Palermo Open Frontier

Progettare l'interfaccia liquida porto-città

Autore: Dalila Sicomo

Seleziona formato


ISBN: 978-88-5509-040-7

Dall'introduzione di Maruzio Carta

Dalila Sicomo agisce per dispositivi architettonici che aumentano l’interfaccia, arricchendola della terza dimensione di alcuni livelli aerei, e della dimensione umana del bricolage che permette di montare gli elementi di base per generare innumerevoli forme. Dalila agisce anche sull’interfaccia tra il nuovo Molo Trapezoidale e la città storica, producendo un luogo poroso di attraversamenti e servizi che incrementa usi e opportunità dello spazio pubblico.
Palermo, insieme a Brest, Cork, Aalborg, Barcelona, Stoccolma, Nantes, Siviglia, Bordeaux, Genova e altre città liquide, ci dimostra e pretende che la questione non sia più trovare la migliore linea di demarcazione tra porto e città, o la più efficace porosità dell’interfaccia, ma riammorsare le parti, riportando la città sull’acqua non più solo attraverso le naturali funzioni di trasporto o quelle legate al tempo libero, ma tornando ad abitare, produrre, studiare, mangiare sull’acqua. Significa riportare l’acqua nella città come componente della sua identità, come materna placenta del suo sviluppo. L’acqua e le funzioni marittime devono tornare ad incidere lo spazio urbano, conformandolo, disegnandolo, plasmandolo. Vogliamo tornare a vivere il mare urbano come esperienza domestica, come luogo di socialità, respirando a pieni polmoni il benefico iodio che potrà aprirci la mente ad un futuro migliore per le nostre città, tornate acquatiche.
La città liquida, quindi, con la sua profonda identità e la vibrante prospettiva, è potente immagine di futuro di Palermo, spazio reale per coltivare il suo cosmopolitismo umano e urbano.

++++++++++

[Consegna] Trascrivi la parte del testo su Palermo città liquida compresa tra "Dalila Sicomo agisce" e "dello spazio pubblico.", estremi inclusi, sostituendo "agisce" con "opera". I record che seguono sono materiale separato dal testo.

++++++++++

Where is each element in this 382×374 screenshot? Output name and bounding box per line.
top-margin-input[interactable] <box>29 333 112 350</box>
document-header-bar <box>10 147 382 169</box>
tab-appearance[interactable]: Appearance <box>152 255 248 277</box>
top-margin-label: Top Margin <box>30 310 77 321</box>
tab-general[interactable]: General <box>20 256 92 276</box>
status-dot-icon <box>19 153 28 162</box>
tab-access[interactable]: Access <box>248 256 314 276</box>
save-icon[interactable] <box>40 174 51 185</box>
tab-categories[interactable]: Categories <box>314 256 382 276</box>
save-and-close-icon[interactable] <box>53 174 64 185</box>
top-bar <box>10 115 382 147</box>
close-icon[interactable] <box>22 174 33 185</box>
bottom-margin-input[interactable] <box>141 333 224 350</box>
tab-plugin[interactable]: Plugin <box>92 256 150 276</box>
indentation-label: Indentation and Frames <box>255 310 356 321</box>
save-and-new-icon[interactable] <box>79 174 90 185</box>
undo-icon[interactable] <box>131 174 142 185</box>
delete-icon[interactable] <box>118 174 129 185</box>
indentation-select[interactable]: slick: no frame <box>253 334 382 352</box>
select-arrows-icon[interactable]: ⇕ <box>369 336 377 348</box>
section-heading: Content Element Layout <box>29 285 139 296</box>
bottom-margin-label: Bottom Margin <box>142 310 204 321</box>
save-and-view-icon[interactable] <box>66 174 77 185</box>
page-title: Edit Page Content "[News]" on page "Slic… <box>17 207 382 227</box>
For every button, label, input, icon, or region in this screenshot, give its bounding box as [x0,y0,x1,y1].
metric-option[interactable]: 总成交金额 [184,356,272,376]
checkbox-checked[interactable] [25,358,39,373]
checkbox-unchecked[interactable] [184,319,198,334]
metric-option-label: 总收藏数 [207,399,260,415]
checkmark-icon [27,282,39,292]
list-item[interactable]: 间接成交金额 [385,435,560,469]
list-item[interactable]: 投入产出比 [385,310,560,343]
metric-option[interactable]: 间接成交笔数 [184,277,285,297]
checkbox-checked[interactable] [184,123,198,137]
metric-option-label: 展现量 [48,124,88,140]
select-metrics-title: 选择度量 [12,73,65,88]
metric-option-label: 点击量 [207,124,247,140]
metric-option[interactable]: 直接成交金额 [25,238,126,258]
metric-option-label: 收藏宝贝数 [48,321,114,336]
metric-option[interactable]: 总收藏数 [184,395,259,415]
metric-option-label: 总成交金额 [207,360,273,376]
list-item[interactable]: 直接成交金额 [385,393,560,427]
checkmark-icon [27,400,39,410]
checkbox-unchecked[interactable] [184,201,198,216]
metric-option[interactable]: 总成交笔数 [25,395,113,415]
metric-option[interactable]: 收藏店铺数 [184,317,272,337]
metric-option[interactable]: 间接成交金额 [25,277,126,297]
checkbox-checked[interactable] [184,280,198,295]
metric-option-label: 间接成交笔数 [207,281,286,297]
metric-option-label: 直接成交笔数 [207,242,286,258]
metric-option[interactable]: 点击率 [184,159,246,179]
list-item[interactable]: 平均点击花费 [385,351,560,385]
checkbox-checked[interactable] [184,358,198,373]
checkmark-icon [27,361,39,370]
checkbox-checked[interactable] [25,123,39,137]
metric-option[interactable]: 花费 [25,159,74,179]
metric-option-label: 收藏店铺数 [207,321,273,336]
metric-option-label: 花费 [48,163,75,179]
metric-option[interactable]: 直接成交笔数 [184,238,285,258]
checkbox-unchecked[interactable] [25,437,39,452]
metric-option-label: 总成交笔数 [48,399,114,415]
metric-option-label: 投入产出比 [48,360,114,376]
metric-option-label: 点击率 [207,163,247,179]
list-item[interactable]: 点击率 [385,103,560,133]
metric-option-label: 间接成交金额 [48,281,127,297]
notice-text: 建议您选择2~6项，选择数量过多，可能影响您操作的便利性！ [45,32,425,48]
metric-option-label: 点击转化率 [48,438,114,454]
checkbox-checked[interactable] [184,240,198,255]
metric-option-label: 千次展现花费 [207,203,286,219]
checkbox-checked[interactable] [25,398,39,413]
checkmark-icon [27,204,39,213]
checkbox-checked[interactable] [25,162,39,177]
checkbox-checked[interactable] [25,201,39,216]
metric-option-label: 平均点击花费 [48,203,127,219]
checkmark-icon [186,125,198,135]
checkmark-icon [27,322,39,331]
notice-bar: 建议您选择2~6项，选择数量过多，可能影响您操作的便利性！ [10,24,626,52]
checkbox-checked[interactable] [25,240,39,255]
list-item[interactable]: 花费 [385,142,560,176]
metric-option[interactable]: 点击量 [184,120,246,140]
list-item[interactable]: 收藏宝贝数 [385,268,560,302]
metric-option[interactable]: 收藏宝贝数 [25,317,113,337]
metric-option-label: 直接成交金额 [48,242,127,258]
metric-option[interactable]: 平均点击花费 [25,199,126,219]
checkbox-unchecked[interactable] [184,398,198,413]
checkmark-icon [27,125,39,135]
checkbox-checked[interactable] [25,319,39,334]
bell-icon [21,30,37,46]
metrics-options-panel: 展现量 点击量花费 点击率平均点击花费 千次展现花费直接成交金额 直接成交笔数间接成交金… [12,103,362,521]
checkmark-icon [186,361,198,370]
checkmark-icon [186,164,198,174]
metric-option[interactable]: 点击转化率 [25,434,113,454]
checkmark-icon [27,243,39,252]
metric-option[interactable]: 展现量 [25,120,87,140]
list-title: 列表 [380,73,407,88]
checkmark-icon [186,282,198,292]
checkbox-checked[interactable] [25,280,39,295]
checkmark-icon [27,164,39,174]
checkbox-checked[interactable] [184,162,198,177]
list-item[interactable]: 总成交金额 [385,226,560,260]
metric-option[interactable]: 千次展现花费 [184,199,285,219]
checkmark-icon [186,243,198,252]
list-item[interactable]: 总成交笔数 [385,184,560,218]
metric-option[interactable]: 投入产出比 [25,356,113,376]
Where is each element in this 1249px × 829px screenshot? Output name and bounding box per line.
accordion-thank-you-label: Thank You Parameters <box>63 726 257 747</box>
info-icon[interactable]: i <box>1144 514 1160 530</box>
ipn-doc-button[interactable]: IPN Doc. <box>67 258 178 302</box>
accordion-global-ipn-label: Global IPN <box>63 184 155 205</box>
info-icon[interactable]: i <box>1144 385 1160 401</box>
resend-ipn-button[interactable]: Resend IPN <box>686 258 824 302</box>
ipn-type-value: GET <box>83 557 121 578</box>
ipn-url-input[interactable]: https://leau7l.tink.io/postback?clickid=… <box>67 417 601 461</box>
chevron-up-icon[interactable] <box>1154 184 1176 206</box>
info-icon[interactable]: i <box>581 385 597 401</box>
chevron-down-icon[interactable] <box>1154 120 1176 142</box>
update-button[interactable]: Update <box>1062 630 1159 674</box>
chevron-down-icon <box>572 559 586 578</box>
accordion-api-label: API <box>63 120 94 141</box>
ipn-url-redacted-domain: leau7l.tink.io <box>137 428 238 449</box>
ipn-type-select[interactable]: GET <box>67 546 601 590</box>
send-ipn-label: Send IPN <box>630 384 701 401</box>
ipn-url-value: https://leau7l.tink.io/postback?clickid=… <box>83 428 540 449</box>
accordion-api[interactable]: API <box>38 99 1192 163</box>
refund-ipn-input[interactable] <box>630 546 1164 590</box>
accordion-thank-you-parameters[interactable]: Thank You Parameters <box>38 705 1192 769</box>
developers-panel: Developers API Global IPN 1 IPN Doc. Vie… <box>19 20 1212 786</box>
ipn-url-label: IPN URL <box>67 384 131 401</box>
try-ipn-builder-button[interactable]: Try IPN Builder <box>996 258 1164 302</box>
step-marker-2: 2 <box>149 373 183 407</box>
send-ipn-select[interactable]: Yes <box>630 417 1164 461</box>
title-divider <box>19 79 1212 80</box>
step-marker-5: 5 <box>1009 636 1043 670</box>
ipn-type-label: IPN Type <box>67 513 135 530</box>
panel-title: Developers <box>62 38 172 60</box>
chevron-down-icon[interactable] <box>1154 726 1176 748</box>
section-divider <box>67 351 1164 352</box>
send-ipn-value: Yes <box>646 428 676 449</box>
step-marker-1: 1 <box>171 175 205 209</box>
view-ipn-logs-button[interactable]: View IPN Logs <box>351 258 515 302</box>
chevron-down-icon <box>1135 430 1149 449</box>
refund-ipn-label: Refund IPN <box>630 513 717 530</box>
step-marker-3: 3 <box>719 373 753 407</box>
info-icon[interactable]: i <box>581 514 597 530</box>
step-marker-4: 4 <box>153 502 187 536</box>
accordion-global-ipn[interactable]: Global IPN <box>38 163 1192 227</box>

++++++++++

[Risultato]
Dalila Sicomo opera per dispositivi architettonici che aumentano l’interfaccia, arricchendola della terza dimensione di alcuni livelli aerei, e della dimensione umana del bricolage che permette di montare gli elementi di base per generare innumerevoli forme. Dalila opera anche sull’interfaccia tra il nuovo Molo Trapezoidale e la città storica, producendo un luogo poroso di attraversamenti e servizi che incrementa usi e opportunità dello spazio pubblico.